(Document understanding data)

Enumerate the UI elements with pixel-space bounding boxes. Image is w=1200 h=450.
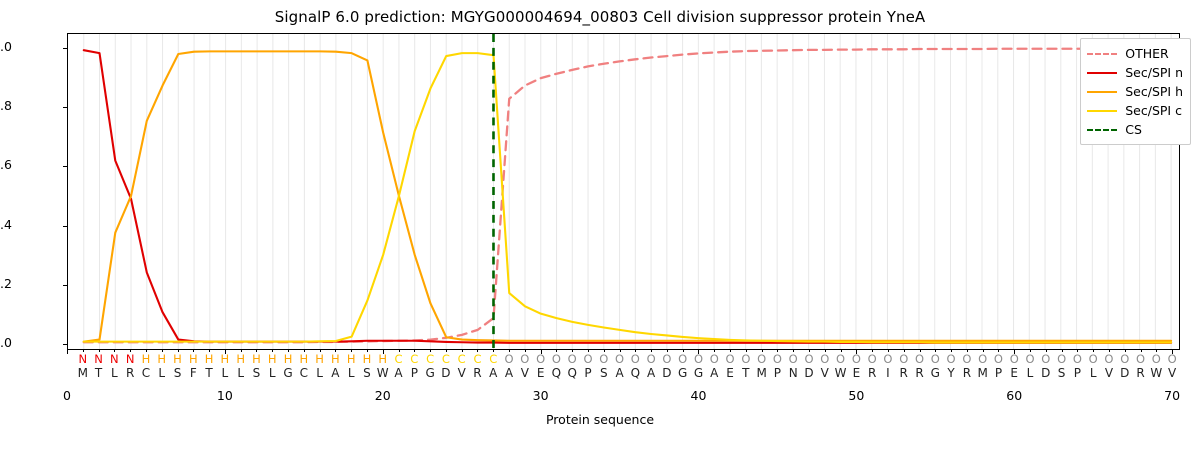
- sequence-residue: W: [375, 366, 391, 380]
- legend-label: OTHER: [1125, 46, 1168, 61]
- sequence-residue: G: [422, 366, 438, 380]
- region-annotation-C: C: [454, 352, 470, 366]
- sequence-residue: S: [248, 366, 264, 380]
- sequence-residue: Q: [627, 366, 643, 380]
- legend-item-cs[interactable]: CS: [1087, 120, 1183, 139]
- region-annotation-O: O: [1054, 352, 1070, 366]
- sequence-residue: V: [1101, 366, 1117, 380]
- region-annotation-O: O: [864, 352, 880, 366]
- region-annotation-C: C: [391, 352, 407, 366]
- sequence-residue: Q: [564, 366, 580, 380]
- sequence-residue: W: [833, 366, 849, 380]
- sequence-residue: A: [706, 366, 722, 380]
- x-tick-label: 0: [47, 388, 87, 403]
- sequence-residue: R: [469, 366, 485, 380]
- region-annotation-O: O: [548, 352, 564, 366]
- x-tick-label: 60: [994, 388, 1034, 403]
- region-annotation-O: O: [1133, 352, 1149, 366]
- region-annotation-O: O: [1117, 352, 1133, 366]
- y-tick-label: 0.2: [0, 276, 12, 291]
- region-annotation-O: O: [690, 352, 706, 366]
- sequence-residue: L: [343, 366, 359, 380]
- sequence-residue: D: [801, 366, 817, 380]
- sequence-residue: Y: [943, 366, 959, 380]
- region-annotation-O: O: [912, 352, 928, 366]
- plot-area: [67, 33, 1180, 350]
- sequence-residue: A: [485, 366, 501, 380]
- sequence-residue: L: [233, 366, 249, 380]
- legend-swatch-icon: [1087, 105, 1117, 117]
- sequence-residue: W: [1148, 366, 1164, 380]
- protein-sequence-row: MTLRCLSFTLLSLGCLALSWAPGDVRAAVEQQPSAQADGG…: [67, 366, 1180, 380]
- y-tick-label: 0.4: [0, 217, 12, 232]
- sequence-residue: A: [612, 366, 628, 380]
- region-annotation-O: O: [627, 352, 643, 366]
- sequence-residue: F: [185, 366, 201, 380]
- region-annotation-O: O: [769, 352, 785, 366]
- region-annotation-H: H: [312, 352, 328, 366]
- region-annotation-N: N: [106, 352, 122, 366]
- sequence-residue: S: [1054, 366, 1070, 380]
- series-line-sec-spi-h: [84, 51, 1171, 341]
- x-axis-label: Protein sequence: [0, 412, 1200, 427]
- x-tick-label: 30: [521, 388, 561, 403]
- sequence-residue: M: [75, 366, 91, 380]
- region-annotation-H: H: [154, 352, 170, 366]
- region-annotation-O: O: [990, 352, 1006, 366]
- x-tick-label: 50: [836, 388, 876, 403]
- sequence-residue: A: [391, 366, 407, 380]
- region-annotation-O: O: [612, 352, 628, 366]
- sequence-residue: N: [785, 366, 801, 380]
- legend-item-sec-spi-c[interactable]: Sec/SPI c: [1087, 101, 1183, 120]
- region-annotation-O: O: [533, 352, 549, 366]
- legend-label: Sec/SPI h: [1125, 84, 1183, 99]
- sequence-residue: E: [848, 366, 864, 380]
- sequence-residue: E: [722, 366, 738, 380]
- y-tick-label: 0.8: [0, 98, 12, 113]
- sequence-residue: G: [927, 366, 943, 380]
- sequence-residue: S: [596, 366, 612, 380]
- sequence-residue: T: [738, 366, 754, 380]
- sequence-residue: D: [1038, 366, 1054, 380]
- legend-swatch-icon: [1087, 48, 1117, 60]
- region-annotation-O: O: [643, 352, 659, 366]
- sequence-residue: C: [138, 366, 154, 380]
- region-annotation-O: O: [880, 352, 896, 366]
- sequence-residue: L: [1022, 366, 1038, 380]
- y-tick-label: 0.6: [0, 157, 12, 172]
- region-annotation-C: C: [422, 352, 438, 366]
- sequence-residue: L: [106, 366, 122, 380]
- sequence-residue: A: [643, 366, 659, 380]
- region-annotation-H: H: [138, 352, 154, 366]
- region-annotation-O: O: [1101, 352, 1117, 366]
- plot-svg: [68, 34, 1179, 349]
- region-annotation-H: H: [296, 352, 312, 366]
- legend-swatch-icon: [1087, 67, 1117, 79]
- region-annotation-O: O: [833, 352, 849, 366]
- chart-legend[interactable]: OTHERSec/SPI nSec/SPI hSec/SPI cCS: [1080, 38, 1191, 145]
- region-annotation-O: O: [1038, 352, 1054, 366]
- sequence-residue: P: [769, 366, 785, 380]
- sequence-residue: S: [170, 366, 186, 380]
- region-annotation-O: O: [848, 352, 864, 366]
- sequence-residue: P: [990, 366, 1006, 380]
- sequence-residue: A: [501, 366, 517, 380]
- region-annotation-O: O: [975, 352, 991, 366]
- y-tick-label: 1.0: [0, 39, 12, 54]
- region-annotation-O: O: [706, 352, 722, 366]
- sequence-residue: E: [533, 366, 549, 380]
- region-annotation-H: H: [248, 352, 264, 366]
- region-annotation-O: O: [1085, 352, 1101, 366]
- sequence-residue: P: [1069, 366, 1085, 380]
- legend-label: Sec/SPI n: [1125, 65, 1183, 80]
- region-annotation-N: N: [122, 352, 138, 366]
- legend-swatch-icon: [1087, 124, 1117, 136]
- region-annotation-O: O: [722, 352, 738, 366]
- sequence-residue: G: [690, 366, 706, 380]
- sequence-residue: R: [122, 366, 138, 380]
- sequence-residue: D: [438, 366, 454, 380]
- sequence-residue: R: [912, 366, 928, 380]
- region-annotation-O: O: [1148, 352, 1164, 366]
- region-annotation-O: O: [1022, 352, 1038, 366]
- sequence-residue: R: [959, 366, 975, 380]
- region-annotation-H: H: [327, 352, 343, 366]
- region-annotation-O: O: [580, 352, 596, 366]
- region-annotation-O: O: [738, 352, 754, 366]
- sequence-residue: V: [1164, 366, 1180, 380]
- region-annotation-H: H: [280, 352, 296, 366]
- region-annotation-H: H: [375, 352, 391, 366]
- region-annotation-O: O: [943, 352, 959, 366]
- region-annotation-O: O: [517, 352, 533, 366]
- region-annotation-H: H: [185, 352, 201, 366]
- region-annotation-O: O: [896, 352, 912, 366]
- sequence-residue: A: [327, 366, 343, 380]
- region-annotation-O: O: [1006, 352, 1022, 366]
- region-annotation-O: O: [564, 352, 580, 366]
- region-annotation-C: C: [406, 352, 422, 366]
- sequence-residue: M: [754, 366, 770, 380]
- sequence-residue: D: [659, 366, 675, 380]
- region-annotation-H: H: [201, 352, 217, 366]
- region-annotation-O: O: [801, 352, 817, 366]
- region-annotation-O: O: [1069, 352, 1085, 366]
- sequence-residue: L: [154, 366, 170, 380]
- region-annotation-H: H: [264, 352, 280, 366]
- series-line-other: [84, 49, 1171, 343]
- series-line-sec-spi-c: [84, 53, 1171, 342]
- region-annotation-H: H: [170, 352, 186, 366]
- x-tick-label: 10: [205, 388, 245, 403]
- region-annotation-H: H: [359, 352, 375, 366]
- sequence-residue: L: [1085, 366, 1101, 380]
- sequence-residue: L: [312, 366, 328, 380]
- region-annotation-C: C: [485, 352, 501, 366]
- region-annotation-N: N: [91, 352, 107, 366]
- sequence-residue: V: [454, 366, 470, 380]
- x-tick-label: 70: [1152, 388, 1192, 403]
- region-annotation-O: O: [959, 352, 975, 366]
- region-annotation-O: O: [596, 352, 612, 366]
- sequence-residue: G: [675, 366, 691, 380]
- sequence-residue: P: [406, 366, 422, 380]
- sequence-residue: Q: [548, 366, 564, 380]
- sequence-residue: M: [975, 366, 991, 380]
- sequence-residue: V: [817, 366, 833, 380]
- sequence-residue: R: [864, 366, 880, 380]
- legend-item-sec-spi-n[interactable]: Sec/SPI n: [1087, 63, 1183, 82]
- sequence-residue: E: [1006, 366, 1022, 380]
- region-annotation-row: NNNNHHHHHHHHHHHHHHHHCCCCCCCOOOOOOOOOOOOO…: [67, 352, 1180, 366]
- sequence-residue: L: [264, 366, 280, 380]
- region-annotation-O: O: [501, 352, 517, 366]
- legend-item-other[interactable]: OTHER: [1087, 44, 1183, 63]
- sequence-residue: D: [1117, 366, 1133, 380]
- signalp-prediction-figure: SignalP 6.0 prediction: MGYG000004694_00…: [0, 0, 1200, 450]
- region-annotation-H: H: [343, 352, 359, 366]
- sequence-residue: V: [517, 366, 533, 380]
- region-annotation-O: O: [817, 352, 833, 366]
- chart-title: SignalP 6.0 prediction: MGYG000004694_00…: [0, 8, 1200, 26]
- sequence-residue: C: [296, 366, 312, 380]
- region-annotation-O: O: [785, 352, 801, 366]
- region-annotation-H: H: [233, 352, 249, 366]
- region-annotation-C: C: [469, 352, 485, 366]
- sequence-residue: L: [217, 366, 233, 380]
- x-tick-label: 40: [678, 388, 718, 403]
- sequence-residue: S: [359, 366, 375, 380]
- sequence-residue: R: [896, 366, 912, 380]
- sequence-residue: G: [280, 366, 296, 380]
- region-annotation-C: C: [438, 352, 454, 366]
- sequence-residue: R: [1133, 366, 1149, 380]
- region-annotation-O: O: [927, 352, 943, 366]
- region-annotation-H: H: [217, 352, 233, 366]
- region-annotation-O: O: [754, 352, 770, 366]
- sequence-residue: T: [201, 366, 217, 380]
- y-tick-label: 0.0: [0, 335, 12, 350]
- sequence-residue: T: [91, 366, 107, 380]
- sequence-residue: I: [880, 366, 896, 380]
- x-tick-label: 20: [363, 388, 403, 403]
- region-annotation-O: O: [1164, 352, 1180, 366]
- legend-swatch-icon: [1087, 86, 1117, 98]
- legend-label: Sec/SPI c: [1125, 103, 1182, 118]
- region-annotation-O: O: [659, 352, 675, 366]
- legend-label: CS: [1125, 122, 1142, 137]
- region-annotation-O: O: [675, 352, 691, 366]
- legend-item-sec-spi-h[interactable]: Sec/SPI h: [1087, 82, 1183, 101]
- region-annotation-N: N: [75, 352, 91, 366]
- series-line-sec-spi-n: [84, 50, 1171, 343]
- sequence-residue: P: [580, 366, 596, 380]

### Required action
Reproduce every line from the preceding data in which the word "SignalP" can be found.

### Output below
- signalp-prediction-figure: SignalP 6.0 prediction: MGYG000004694_00…: [0, 0, 1200, 450]
- chart-title: SignalP 6.0 prediction: MGYG000004694_00…: [0, 8, 1200, 26]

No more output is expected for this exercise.